(Direction) Copy out only the lines running from the one that contains "What does this" through the end of the listing. Pictures stay out.

(Records shown)
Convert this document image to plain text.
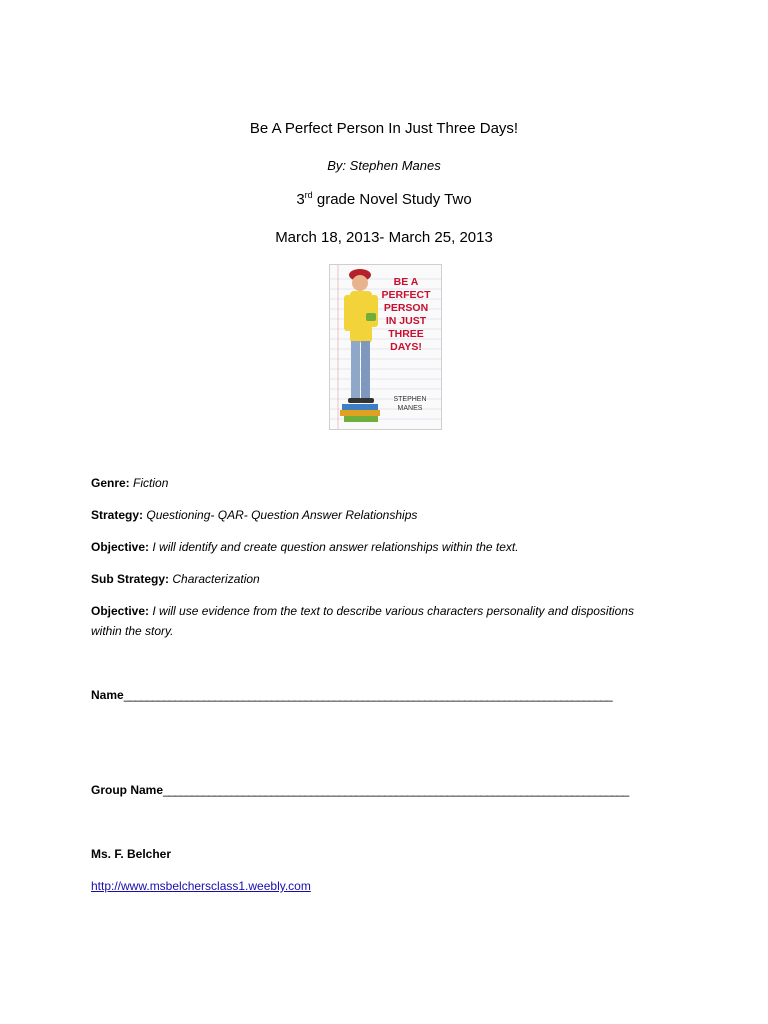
Be A Perfect Person In Just Three Days!
By: Stephen Manes
3rd grade Novel Study Two
March 18, 2013- March 25, 2013
BE A
PERFECT
PERSON
IN JUST
THREE
DAYS!
STEPHEN
MANES
Genre: Fiction
Strategy: Questioning- QAR- Question Answer Relationships
Objective: I will identify and create question answer relationships within the text.
Sub Strategy: Characterization
Objective: I will use evidence from the text to describe various characters personality and dispositions
within the story.
Name______________________________________________________________________________________
Group Name__________________________________________________________________________________
Ms. F. Belcher
http://www.msbelchersclass1.weebly.com
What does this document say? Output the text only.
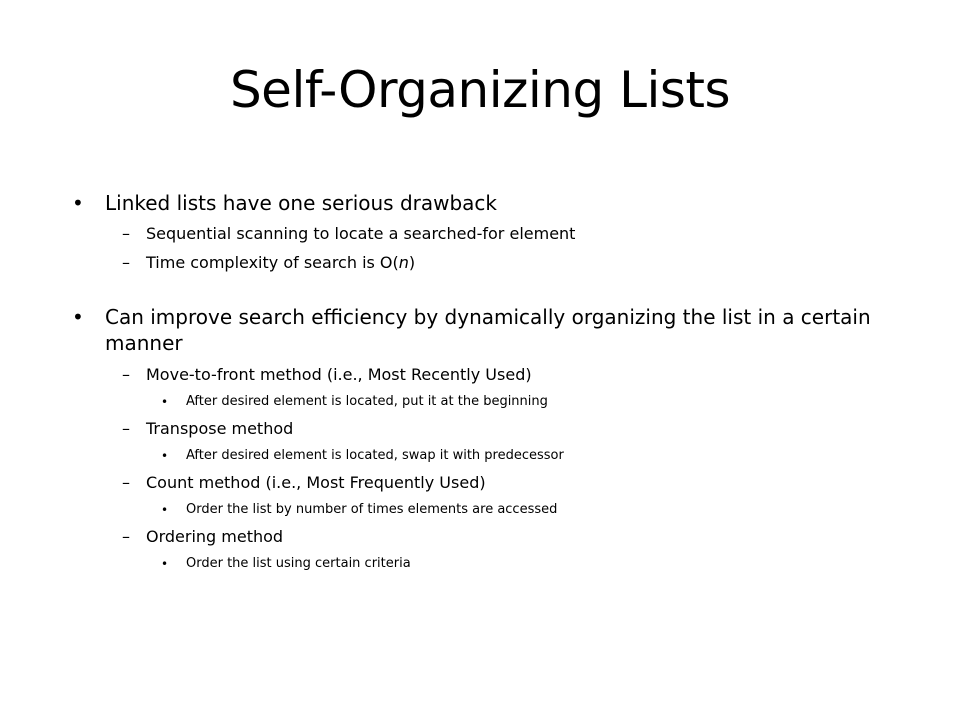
Self-Organizing Lists
• Linked lists have one serious drawback
– Sequential scanning to locate a searched-for element
– Time complexity of search is O(n)
• Can improve search efficiency by dynamically organizing the list in a certain manner
– Move-to-front method (i.e., Most Recently Used)
• After desired element is located, put it at the beginning
– Transpose method
• After desired element is located, swap it with predecessor
– Count method (i.e., Most Frequently Used)
• Order the list by number of times elements are accessed
– Ordering method
• Order the list using certain criteria
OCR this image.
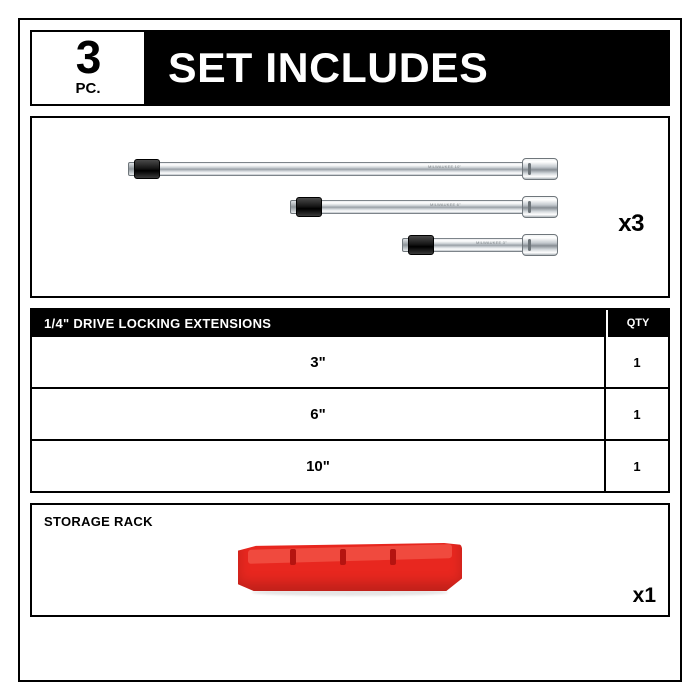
3
PC. SET INCLUDES
MILWAUKEE 10"
MILWAUKEE 6"
MILWAUKEE 3"
x3
1/4" DRIVE LOCKING EXTENSIONS	QTY
3"	1
6"	1
10"	1
STORAGE RACK
x1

(Result)
What does this document say? Output the text only.
Self-Organizing Lists
• Linked lists have one serious drawback
– Sequential scanning to locate a searched-for element
– Time complexity of search is O(n)
• Can improve search efficiency by dynamically organizing the list in a certain manner
– Move-to-front method (i.e., Most Recently Used)
• After desired element is located, put it at the beginning
– Transpose method
• After desired element is located, swap it with predecessor
– Count method (i.e., Most Frequently Used)
• Order the list by number of times elements are accessed
– Ordering method
• Order the list using certain criteria
OCR this image.
3
PC. SET INCLUDES
MILWAUKEE 10"
MILWAUKEE 6"
MILWAUKEE 3"
x3
1/4" DRIVE LOCKING EXTENSIONS	QTY
3"	1
6"	1
10"	1
STORAGE RACK
x1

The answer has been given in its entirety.